**Task details:** State how many lines of the entries hold the string "this". Reply with the number alone.

**Rows:**
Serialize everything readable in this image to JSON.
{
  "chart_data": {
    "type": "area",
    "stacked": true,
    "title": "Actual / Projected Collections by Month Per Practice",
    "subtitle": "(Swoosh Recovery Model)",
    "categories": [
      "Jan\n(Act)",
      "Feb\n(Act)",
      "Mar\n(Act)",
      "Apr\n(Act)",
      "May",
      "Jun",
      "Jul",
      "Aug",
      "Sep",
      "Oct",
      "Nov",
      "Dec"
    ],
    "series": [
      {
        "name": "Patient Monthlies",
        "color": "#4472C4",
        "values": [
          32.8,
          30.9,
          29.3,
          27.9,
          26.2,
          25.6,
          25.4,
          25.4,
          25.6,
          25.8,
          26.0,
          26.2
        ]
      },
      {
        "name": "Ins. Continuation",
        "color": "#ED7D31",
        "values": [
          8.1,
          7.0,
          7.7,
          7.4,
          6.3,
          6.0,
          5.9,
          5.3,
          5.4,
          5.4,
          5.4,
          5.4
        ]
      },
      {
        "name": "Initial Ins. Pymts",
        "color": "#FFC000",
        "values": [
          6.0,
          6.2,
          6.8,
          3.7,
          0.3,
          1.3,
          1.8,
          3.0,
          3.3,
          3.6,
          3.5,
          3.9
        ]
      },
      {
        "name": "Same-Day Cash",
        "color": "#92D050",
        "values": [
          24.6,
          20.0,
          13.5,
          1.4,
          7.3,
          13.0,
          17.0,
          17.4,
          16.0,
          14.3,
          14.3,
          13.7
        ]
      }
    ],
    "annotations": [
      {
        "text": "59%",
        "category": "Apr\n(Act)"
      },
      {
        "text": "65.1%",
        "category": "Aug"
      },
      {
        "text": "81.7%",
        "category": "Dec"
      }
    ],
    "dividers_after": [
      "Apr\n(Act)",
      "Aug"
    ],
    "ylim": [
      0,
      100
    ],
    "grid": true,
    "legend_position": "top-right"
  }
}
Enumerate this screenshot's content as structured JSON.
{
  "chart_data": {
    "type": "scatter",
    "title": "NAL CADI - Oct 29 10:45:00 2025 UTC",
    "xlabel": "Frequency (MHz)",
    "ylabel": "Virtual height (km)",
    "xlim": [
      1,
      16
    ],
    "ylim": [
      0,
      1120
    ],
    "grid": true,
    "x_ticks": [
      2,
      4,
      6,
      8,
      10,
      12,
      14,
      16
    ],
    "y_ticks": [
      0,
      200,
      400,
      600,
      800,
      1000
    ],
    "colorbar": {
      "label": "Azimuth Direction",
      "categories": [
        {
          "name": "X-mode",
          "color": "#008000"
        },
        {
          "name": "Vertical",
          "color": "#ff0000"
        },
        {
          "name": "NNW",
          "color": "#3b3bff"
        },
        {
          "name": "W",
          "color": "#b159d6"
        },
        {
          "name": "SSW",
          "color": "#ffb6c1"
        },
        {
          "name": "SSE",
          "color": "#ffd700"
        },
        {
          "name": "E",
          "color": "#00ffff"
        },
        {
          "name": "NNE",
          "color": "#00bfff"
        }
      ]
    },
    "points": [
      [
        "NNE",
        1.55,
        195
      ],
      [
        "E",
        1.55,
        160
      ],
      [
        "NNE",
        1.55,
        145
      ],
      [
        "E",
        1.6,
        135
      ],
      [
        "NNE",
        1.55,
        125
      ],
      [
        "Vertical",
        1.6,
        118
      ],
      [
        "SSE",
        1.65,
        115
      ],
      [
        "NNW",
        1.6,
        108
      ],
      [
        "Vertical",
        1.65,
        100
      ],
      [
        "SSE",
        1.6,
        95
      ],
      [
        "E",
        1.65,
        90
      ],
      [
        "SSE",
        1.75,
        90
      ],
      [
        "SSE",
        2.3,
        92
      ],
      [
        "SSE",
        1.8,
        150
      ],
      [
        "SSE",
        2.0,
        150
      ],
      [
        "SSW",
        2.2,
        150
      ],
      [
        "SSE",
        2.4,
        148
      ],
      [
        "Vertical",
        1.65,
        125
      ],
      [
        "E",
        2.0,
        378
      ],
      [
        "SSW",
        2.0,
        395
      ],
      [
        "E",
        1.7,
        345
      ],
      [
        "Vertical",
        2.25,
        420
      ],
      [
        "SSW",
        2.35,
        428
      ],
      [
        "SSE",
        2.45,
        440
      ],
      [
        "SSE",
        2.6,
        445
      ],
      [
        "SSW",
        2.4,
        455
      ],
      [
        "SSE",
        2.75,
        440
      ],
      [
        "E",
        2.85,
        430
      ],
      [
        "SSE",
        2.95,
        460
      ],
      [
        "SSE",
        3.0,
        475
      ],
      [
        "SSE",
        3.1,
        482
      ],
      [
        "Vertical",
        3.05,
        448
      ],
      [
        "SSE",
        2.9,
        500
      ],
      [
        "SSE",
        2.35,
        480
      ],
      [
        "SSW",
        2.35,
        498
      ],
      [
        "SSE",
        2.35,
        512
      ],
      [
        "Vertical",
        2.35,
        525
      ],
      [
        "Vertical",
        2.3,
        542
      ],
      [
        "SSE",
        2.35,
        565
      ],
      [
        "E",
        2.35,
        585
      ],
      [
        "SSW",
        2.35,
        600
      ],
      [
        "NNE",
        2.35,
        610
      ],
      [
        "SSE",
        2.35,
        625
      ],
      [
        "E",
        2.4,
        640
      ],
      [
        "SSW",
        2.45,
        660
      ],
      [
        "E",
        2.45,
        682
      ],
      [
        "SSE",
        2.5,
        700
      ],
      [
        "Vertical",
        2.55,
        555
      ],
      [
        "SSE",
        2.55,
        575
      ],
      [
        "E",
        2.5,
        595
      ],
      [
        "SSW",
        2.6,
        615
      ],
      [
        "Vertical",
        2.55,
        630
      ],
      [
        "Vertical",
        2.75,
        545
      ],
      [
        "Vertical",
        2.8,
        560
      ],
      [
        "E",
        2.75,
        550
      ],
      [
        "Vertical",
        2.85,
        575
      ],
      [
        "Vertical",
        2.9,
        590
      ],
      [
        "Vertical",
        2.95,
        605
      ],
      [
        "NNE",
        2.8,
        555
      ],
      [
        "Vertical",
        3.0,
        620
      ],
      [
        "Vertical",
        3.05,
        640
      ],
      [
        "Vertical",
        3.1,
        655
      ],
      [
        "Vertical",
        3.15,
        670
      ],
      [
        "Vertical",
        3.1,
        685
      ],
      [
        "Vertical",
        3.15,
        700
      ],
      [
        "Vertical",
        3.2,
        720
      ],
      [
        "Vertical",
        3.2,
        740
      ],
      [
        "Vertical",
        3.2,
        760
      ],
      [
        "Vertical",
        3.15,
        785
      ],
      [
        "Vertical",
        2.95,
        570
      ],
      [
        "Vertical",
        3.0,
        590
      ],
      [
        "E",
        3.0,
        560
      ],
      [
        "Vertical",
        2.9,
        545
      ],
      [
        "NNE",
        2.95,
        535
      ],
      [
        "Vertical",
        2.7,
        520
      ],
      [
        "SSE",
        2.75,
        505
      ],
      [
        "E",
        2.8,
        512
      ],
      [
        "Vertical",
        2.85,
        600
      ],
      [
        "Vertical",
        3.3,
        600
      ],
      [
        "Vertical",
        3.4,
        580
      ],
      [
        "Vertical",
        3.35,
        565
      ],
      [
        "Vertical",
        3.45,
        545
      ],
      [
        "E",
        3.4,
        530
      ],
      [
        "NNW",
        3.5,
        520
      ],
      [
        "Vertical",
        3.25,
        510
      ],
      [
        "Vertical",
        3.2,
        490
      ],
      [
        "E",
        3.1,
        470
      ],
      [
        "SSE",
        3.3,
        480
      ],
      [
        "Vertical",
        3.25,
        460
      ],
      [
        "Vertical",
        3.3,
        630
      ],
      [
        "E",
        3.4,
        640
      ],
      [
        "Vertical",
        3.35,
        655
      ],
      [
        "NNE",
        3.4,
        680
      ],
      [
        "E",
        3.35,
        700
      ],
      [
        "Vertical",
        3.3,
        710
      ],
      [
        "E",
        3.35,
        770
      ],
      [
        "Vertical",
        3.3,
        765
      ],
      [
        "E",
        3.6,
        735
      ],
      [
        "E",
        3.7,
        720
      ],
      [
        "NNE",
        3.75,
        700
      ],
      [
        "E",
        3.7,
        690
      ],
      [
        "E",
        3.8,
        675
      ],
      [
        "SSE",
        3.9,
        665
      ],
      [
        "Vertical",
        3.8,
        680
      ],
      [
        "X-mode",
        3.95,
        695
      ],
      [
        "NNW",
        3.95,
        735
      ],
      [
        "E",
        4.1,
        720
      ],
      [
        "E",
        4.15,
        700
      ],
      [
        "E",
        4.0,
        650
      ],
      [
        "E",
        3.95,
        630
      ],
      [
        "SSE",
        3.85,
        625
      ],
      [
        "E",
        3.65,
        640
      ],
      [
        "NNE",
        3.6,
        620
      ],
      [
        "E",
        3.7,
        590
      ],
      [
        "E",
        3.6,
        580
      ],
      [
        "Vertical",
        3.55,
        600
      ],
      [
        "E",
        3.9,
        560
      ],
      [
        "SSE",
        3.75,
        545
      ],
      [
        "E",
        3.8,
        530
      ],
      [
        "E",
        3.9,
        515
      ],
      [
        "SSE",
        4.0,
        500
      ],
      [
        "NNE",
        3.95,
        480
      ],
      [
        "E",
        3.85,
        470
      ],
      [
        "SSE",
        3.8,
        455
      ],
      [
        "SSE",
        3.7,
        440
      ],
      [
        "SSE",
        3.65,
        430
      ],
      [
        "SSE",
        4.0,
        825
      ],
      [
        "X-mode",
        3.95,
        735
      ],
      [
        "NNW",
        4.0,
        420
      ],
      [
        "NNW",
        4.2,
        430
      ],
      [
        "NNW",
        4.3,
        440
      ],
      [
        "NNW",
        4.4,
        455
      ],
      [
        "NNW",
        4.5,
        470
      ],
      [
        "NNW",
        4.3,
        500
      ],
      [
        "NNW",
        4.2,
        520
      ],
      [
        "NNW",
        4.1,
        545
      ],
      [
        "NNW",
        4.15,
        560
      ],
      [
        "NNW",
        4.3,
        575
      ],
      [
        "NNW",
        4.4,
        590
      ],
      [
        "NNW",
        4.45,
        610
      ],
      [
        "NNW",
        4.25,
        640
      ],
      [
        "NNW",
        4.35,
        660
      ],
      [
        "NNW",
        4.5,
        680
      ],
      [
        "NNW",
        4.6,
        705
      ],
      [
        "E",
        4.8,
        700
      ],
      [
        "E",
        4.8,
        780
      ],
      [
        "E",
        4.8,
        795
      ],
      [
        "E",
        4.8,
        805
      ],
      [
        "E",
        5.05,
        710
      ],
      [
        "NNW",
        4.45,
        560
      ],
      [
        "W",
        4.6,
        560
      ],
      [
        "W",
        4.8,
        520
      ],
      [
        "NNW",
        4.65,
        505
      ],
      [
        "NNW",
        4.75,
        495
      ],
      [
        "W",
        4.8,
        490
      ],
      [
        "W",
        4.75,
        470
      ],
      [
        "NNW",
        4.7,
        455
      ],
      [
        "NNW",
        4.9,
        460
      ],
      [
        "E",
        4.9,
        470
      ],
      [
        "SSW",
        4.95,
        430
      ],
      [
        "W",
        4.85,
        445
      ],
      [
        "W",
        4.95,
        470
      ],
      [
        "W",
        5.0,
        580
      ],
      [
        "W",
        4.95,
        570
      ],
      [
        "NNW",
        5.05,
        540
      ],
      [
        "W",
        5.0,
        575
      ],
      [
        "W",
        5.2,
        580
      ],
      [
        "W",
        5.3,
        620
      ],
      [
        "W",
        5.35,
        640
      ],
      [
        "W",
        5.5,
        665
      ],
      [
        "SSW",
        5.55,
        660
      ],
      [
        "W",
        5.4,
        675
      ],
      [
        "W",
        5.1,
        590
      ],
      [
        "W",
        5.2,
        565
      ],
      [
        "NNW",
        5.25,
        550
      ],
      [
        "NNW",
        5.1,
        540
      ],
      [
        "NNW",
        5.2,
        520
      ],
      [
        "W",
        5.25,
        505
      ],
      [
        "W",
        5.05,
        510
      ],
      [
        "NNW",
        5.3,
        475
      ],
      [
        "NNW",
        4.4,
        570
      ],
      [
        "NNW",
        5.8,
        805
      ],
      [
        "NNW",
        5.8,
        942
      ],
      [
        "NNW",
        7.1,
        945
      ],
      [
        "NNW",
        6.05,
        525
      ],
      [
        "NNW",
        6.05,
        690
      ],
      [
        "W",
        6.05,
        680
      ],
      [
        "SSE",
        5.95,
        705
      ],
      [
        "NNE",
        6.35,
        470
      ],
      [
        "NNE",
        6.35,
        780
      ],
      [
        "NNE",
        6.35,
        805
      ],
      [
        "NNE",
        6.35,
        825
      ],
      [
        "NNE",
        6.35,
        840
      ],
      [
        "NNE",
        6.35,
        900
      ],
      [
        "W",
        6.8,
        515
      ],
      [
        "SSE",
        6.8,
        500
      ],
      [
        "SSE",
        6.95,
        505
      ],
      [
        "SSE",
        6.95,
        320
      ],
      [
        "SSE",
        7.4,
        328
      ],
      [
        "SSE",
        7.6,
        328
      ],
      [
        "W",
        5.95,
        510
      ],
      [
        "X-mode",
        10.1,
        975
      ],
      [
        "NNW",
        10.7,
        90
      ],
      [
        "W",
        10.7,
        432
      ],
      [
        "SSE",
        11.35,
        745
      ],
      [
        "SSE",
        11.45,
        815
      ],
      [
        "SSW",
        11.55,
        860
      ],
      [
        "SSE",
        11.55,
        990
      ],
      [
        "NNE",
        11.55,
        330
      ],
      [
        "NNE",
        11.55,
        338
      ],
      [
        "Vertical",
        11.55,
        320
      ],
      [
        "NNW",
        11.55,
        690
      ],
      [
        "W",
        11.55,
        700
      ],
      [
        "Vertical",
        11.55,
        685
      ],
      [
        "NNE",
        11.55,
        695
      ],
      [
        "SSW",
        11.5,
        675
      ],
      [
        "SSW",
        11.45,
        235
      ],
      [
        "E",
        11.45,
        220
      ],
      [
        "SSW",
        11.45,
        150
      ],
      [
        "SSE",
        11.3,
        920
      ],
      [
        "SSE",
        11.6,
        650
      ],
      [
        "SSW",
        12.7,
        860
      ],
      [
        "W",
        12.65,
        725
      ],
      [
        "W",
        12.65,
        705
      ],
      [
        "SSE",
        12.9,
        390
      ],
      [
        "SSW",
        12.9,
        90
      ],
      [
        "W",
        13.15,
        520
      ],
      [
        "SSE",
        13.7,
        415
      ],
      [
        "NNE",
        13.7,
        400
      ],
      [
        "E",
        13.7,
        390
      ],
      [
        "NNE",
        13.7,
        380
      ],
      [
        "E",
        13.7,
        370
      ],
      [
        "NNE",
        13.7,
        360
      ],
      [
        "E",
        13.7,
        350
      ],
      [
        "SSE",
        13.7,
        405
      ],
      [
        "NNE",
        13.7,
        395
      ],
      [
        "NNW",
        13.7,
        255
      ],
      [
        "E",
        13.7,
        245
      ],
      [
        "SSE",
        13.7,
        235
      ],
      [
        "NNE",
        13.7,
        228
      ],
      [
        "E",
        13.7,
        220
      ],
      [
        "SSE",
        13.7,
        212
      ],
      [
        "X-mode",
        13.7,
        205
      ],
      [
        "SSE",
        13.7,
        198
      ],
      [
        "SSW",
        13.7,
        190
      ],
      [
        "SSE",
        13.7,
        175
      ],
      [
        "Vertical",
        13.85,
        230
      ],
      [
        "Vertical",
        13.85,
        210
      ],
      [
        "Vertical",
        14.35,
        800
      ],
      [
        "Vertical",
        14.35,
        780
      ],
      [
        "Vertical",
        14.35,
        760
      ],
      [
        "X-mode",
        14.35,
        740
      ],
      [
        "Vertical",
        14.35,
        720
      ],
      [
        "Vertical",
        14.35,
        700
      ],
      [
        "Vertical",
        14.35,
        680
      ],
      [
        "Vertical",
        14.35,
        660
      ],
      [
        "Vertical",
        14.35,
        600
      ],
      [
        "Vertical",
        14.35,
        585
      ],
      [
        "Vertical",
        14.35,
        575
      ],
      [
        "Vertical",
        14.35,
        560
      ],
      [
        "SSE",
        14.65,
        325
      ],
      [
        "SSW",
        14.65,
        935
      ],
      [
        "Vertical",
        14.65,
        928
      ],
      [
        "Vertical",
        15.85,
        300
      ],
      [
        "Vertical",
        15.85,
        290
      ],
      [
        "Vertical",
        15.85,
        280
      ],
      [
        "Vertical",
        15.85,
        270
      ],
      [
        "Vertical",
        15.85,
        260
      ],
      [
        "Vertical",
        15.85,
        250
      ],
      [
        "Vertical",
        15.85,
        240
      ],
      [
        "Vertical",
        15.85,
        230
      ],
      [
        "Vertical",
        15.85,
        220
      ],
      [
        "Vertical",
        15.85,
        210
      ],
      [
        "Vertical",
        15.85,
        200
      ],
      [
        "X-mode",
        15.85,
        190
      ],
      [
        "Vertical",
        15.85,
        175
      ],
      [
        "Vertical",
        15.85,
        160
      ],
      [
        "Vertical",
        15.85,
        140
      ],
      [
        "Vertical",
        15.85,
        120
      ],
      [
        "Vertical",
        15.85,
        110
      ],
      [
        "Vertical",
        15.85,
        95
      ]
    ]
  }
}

**Response:** 2